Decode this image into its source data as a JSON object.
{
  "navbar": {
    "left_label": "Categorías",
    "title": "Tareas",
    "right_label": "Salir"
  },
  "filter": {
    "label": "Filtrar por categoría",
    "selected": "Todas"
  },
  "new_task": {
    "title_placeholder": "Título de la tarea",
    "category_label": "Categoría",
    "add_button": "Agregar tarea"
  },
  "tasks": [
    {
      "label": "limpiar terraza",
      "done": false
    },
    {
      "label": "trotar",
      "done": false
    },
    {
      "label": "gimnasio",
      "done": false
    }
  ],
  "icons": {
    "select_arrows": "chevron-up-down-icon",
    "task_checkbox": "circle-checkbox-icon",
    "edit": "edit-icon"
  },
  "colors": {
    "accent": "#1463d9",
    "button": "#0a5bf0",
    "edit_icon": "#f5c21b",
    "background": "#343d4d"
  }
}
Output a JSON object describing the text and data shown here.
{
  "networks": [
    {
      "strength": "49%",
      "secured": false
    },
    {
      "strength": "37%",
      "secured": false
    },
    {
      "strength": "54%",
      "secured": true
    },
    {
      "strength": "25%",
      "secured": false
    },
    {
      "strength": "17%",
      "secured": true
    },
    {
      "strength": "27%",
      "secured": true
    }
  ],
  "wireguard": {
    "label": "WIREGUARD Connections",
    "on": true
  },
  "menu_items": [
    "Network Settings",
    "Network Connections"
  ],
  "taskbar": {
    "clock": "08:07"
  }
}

________________

Required task
Hand back the material above in full, exactly as written.

Solved exercise
Decode this image into its source data as a JSON object.
{
  "navbar": {
    "left_label": "Categorías",
    "title": "Tareas",
    "right_label": "Salir"
  },
  "filter": {
    "label": "Filtrar por categoría",
    "selected": "Todas"
  },
  "new_task": {
    "title_placeholder": "Título de la tarea",
    "category_label": "Categoría",
    "add_button": "Agregar tarea"
  },
  "tasks": [
    {
      "label": "limpiar terraza",
      "done": false
    },
    {
      "label": "trotar",
      "done": false
    },
    {
      "label": "gimnasio",
      "done": false
    }
  ],
  "icons": {
    "select_arrows": "chevron-up-down-icon",
    "task_checkbox": "circle-checkbox-icon",
    "edit": "edit-icon"
  },
  "colors": {
    "accent": "#1463d9",
    "button": "#0a5bf0",
    "edit_icon": "#f5c21b",
    "background": "#343d4d"
  }
}
Output a JSON object describing the text and data shown here.
{
  "networks": [
    {
      "strength": "49%",
      "secured": false
    },
    {
      "strength": "37%",
      "secured": false
    },
    {
      "strength": "54%",
      "secured": true
    },
    {
      "strength": "25%",
      "secured": false
    },
    {
      "strength": "17%",
      "secured": true
    },
    {
      "strength": "27%",
      "secured": true
    }
  ],
  "wireguard": {
    "label": "WIREGUARD Connections",
    "on": true
  },
  "menu_items": [
    "Network Settings",
    "Network Connections"
  ],
  "taskbar": {
    "clock": "08:07"
  }
}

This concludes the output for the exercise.